• Task description
Identify the lines in the data below that contain "space" and give only how many there are.

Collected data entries
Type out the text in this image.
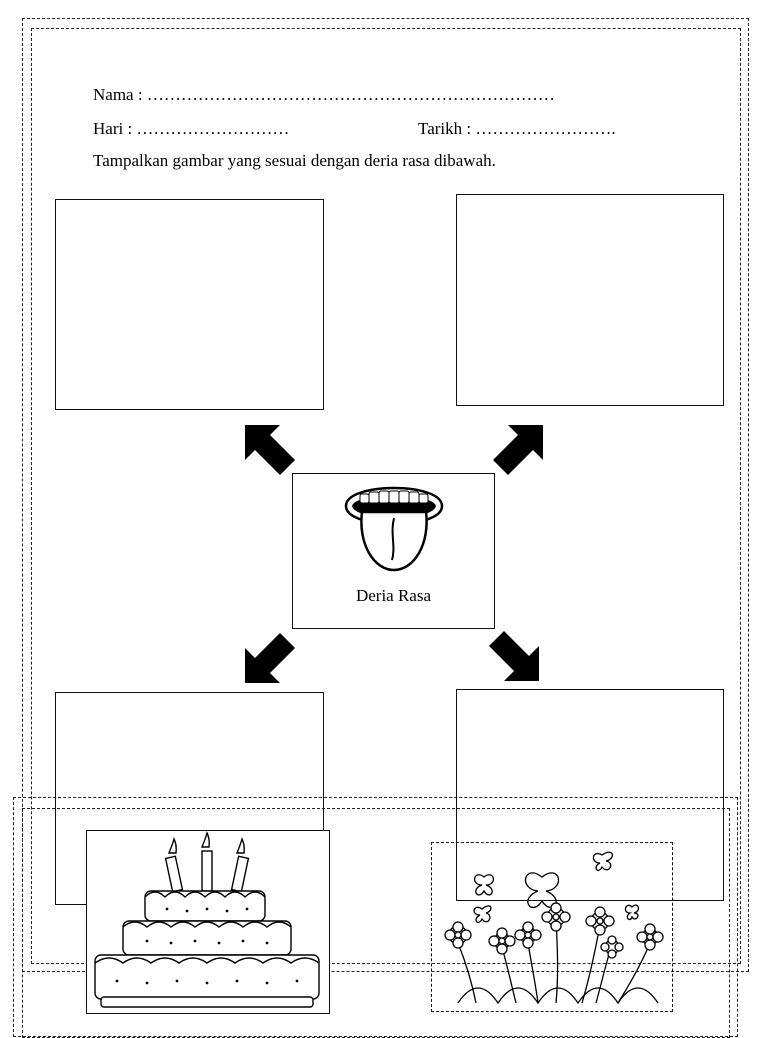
Nama : ………………………………………………………………
Hari : ………………………	Tarikh : …………………….
Tampalkan gambar yang sesuai dengan deria rasa dibawah.
Deria Rasa
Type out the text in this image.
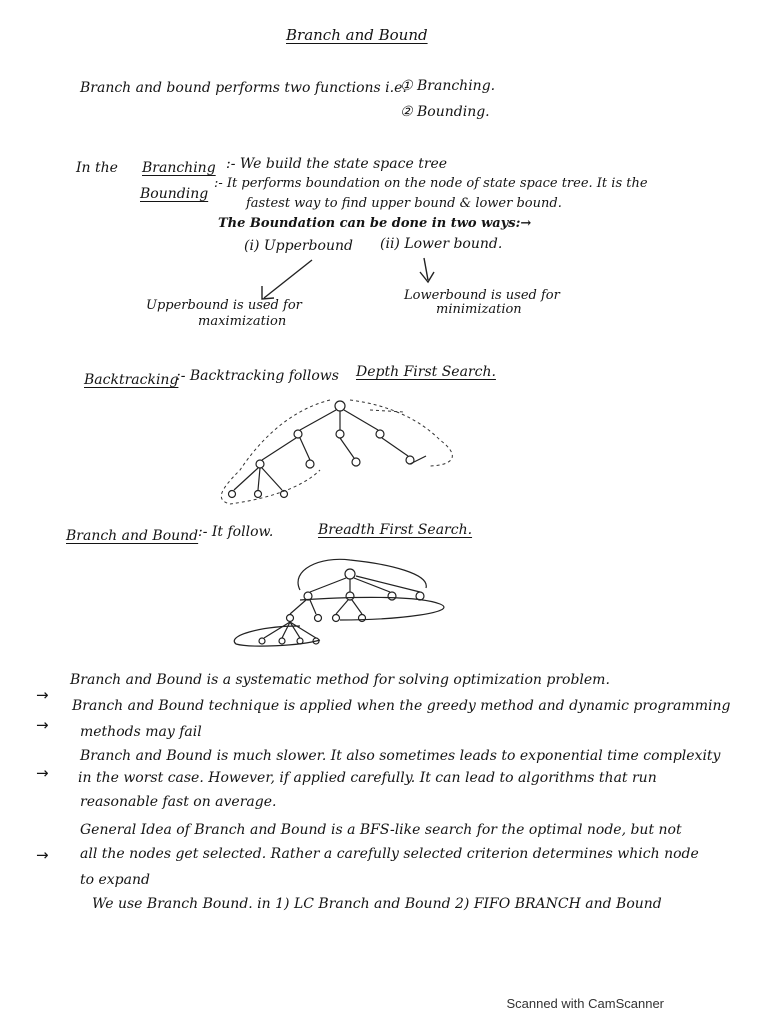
Branch and Bound
Branch and bound performs two functions i.e.
① Branching.
② Bounding.
In the Branching :- We build the state space tree
Bounding
:- It performs boundation on the node of state space tree. It is the
fastest way to find upper bound & lower bound.
The Boundation can be done in two ways:→
(i) Upperbound (ii) Lower bound.
Upperbound is used for
maximization
Lowerbound is used for
minimization
Backtracking
:- Backtracking follows Depth First Search.
Branch and Bound :- It follow.	Breadth First Search.
→
Branch and Bound is a systematic method for solving optimization problem.
→
Branch and Bound technique is applied when the greedy method and dynamic programming
methods may fail
→
Branch and Bound is much slower. It also sometimes leads to exponential time complexity
in the worst case. However, if applied carefully. It can lead to algorithms that run
reasonable fast on average.
→
General Idea of Branch and Bound is a BFS-like search for the optimal node, but not
all the nodes get selected. Rather a carefully selected criterion determines which node
to expand
We use Branch Bound. in 1) LC Branch and Bound 2) FIFO BRANCH and Bound
Scanned with CamScanner
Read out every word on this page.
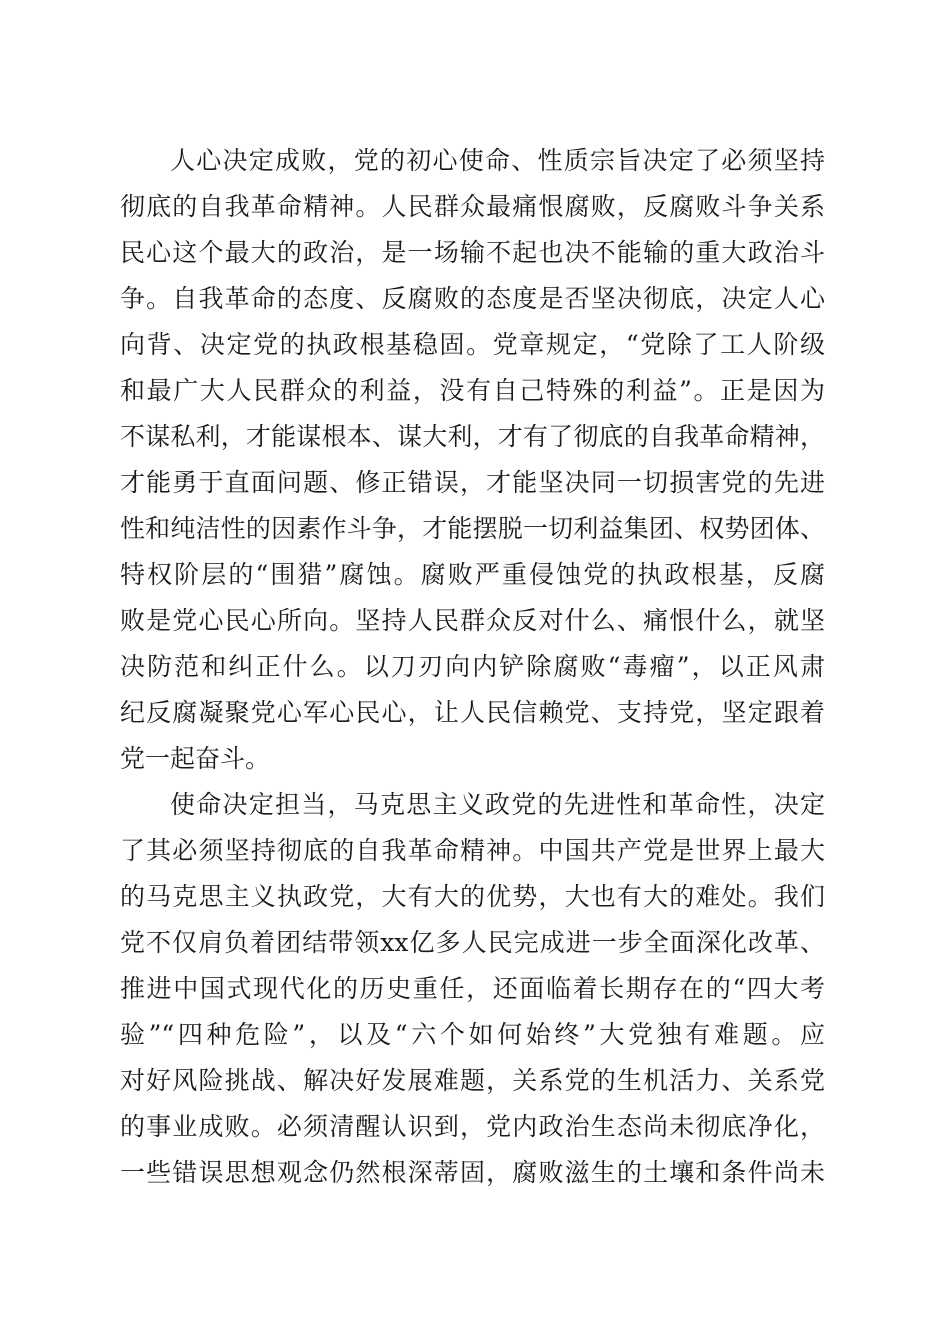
人心决定成败，党的初心使命、性质宗旨决定了必须坚持
彻底的自我革命精神。人民群众最痛恨腐败，反腐败斗争关系
民心这个最大的政治，是一场输不起也决不能输的重大政治斗
争。自我革命的态度、反腐败的态度是否坚决彻底，决定人心
向背、决定党的执政根基稳固。党章规定，“党除了工人阶级
和最广大人民群众的利益，没有自己特殊的利益”。正是因为
不谋私利，才能谋根本、谋大利，才有了彻底的自我革命精神，
才能勇于直面问题、修正错误，才能坚决同一切损害党的先进
性和纯洁性的因素作斗争，才能摆脱一切利益集团、权势团体、
特权阶层的“围猎”腐蚀。腐败严重侵蚀党的执政根基，反腐
败是党心民心所向。坚持人民群众反对什么、痛恨什么，就坚
决防范和纠正什么。以刀刃向内铲除腐败“毒瘤”，以正风肃
纪反腐凝聚党心军心民心，让人民信赖党、支持党，坚定跟着
党一起奋斗。
使命决定担当，马克思主义政党的先进性和革命性，决定
了其必须坚持彻底的自我革命精神。中国共产党是世界上最大
的马克思主义执政党，大有大的优势，大也有大的难处。我们
党不仅肩负着团结带领xx亿多人民完成进一步全面深化改革、
推进中国式现代化的历史重任，还面临着长期存在的“四大考
验”“四种危险”，以及“六个如何始终”大党独有难题。应
对好风险挑战、解决好发展难题，关系党的生机活力、关系党
的事业成败。必须清醒认识到，党内政治生态尚未彻底净化，
一些错误思想观念仍然根深蒂固，腐败滋生的土壤和条件尚未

• Solution
2